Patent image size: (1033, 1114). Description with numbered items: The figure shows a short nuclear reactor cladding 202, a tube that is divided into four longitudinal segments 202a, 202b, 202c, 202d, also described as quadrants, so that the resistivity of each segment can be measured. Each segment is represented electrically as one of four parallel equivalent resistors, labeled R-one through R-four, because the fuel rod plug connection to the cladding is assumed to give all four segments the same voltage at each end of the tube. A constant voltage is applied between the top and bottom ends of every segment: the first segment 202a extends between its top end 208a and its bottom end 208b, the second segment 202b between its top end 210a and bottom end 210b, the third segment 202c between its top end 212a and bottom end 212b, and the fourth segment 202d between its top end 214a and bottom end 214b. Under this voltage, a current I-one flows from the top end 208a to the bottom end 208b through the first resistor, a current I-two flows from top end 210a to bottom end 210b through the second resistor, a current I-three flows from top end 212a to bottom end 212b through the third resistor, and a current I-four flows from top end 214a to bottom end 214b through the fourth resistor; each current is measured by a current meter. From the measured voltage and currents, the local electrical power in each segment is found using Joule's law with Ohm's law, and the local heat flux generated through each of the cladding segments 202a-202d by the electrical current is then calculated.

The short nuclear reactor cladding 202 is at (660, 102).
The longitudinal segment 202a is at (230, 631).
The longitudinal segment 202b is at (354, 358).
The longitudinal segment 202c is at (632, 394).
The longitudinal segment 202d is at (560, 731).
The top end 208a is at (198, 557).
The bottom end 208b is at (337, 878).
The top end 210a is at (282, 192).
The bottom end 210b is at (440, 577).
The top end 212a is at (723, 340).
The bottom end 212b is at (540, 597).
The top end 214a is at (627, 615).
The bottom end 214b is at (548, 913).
--
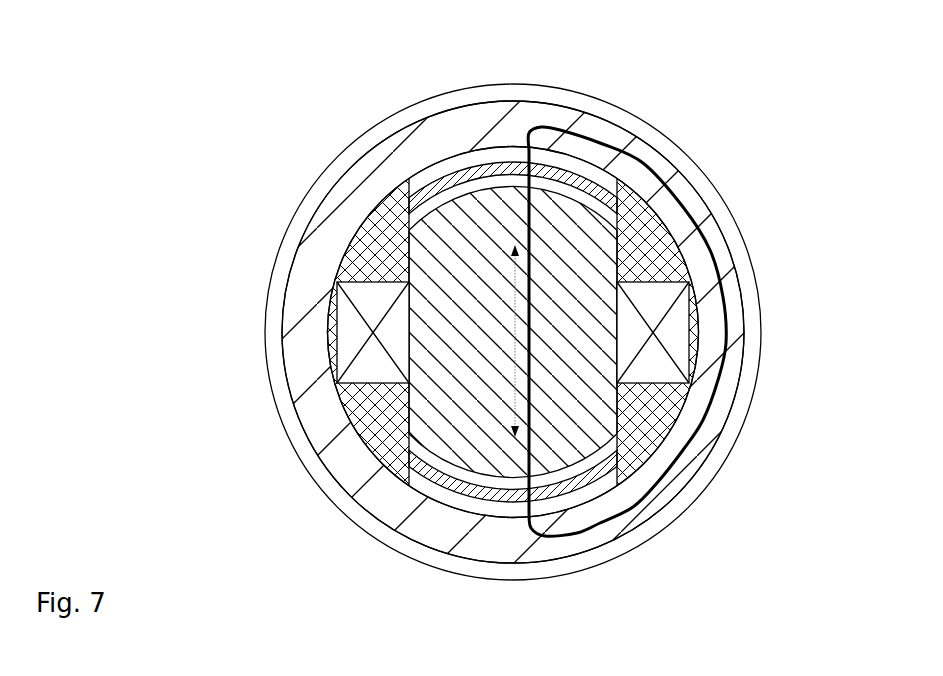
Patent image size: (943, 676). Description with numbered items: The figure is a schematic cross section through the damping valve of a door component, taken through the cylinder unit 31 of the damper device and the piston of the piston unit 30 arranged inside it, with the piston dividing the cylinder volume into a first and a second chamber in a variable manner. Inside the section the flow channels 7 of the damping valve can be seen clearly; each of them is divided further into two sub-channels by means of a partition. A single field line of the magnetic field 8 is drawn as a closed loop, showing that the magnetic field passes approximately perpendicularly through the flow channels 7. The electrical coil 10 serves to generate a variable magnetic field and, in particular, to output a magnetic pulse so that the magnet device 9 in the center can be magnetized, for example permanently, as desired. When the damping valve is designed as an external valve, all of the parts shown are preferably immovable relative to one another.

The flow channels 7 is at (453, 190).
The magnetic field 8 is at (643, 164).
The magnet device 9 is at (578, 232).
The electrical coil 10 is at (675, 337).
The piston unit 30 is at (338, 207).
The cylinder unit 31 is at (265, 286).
* * *
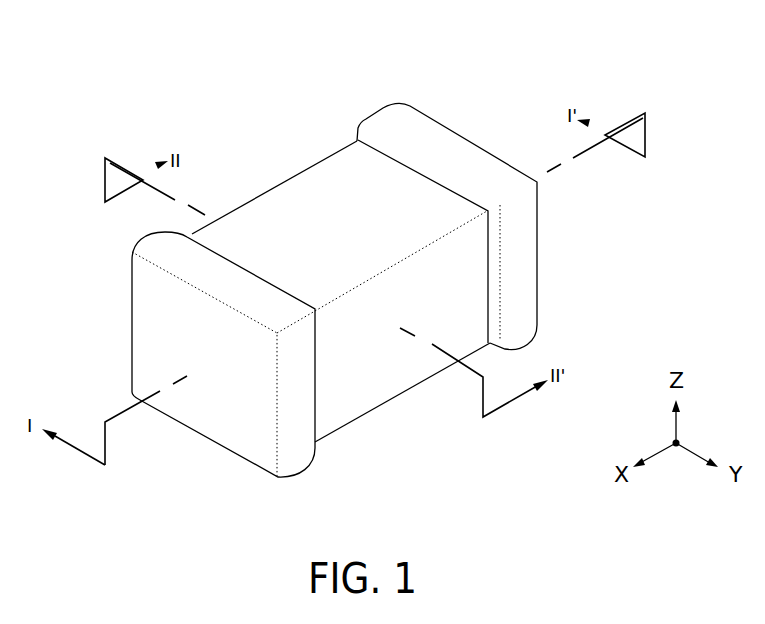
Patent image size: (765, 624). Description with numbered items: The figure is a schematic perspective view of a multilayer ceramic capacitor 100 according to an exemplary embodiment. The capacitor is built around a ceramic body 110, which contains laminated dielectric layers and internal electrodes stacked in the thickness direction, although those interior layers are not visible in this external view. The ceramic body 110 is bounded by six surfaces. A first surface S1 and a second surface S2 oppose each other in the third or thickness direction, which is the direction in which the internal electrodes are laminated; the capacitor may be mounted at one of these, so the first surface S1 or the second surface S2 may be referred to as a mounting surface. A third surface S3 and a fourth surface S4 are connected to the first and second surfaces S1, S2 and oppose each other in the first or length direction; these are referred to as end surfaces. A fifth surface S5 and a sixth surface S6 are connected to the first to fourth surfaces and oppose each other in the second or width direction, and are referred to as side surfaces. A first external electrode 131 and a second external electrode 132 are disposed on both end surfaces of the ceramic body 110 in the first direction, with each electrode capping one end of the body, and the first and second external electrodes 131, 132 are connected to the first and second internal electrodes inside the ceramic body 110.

§ TASK DETAILS
How many lines in the rows above contain the string "unit"? Reply with the number only.

§ EXPECTED ANSWER
3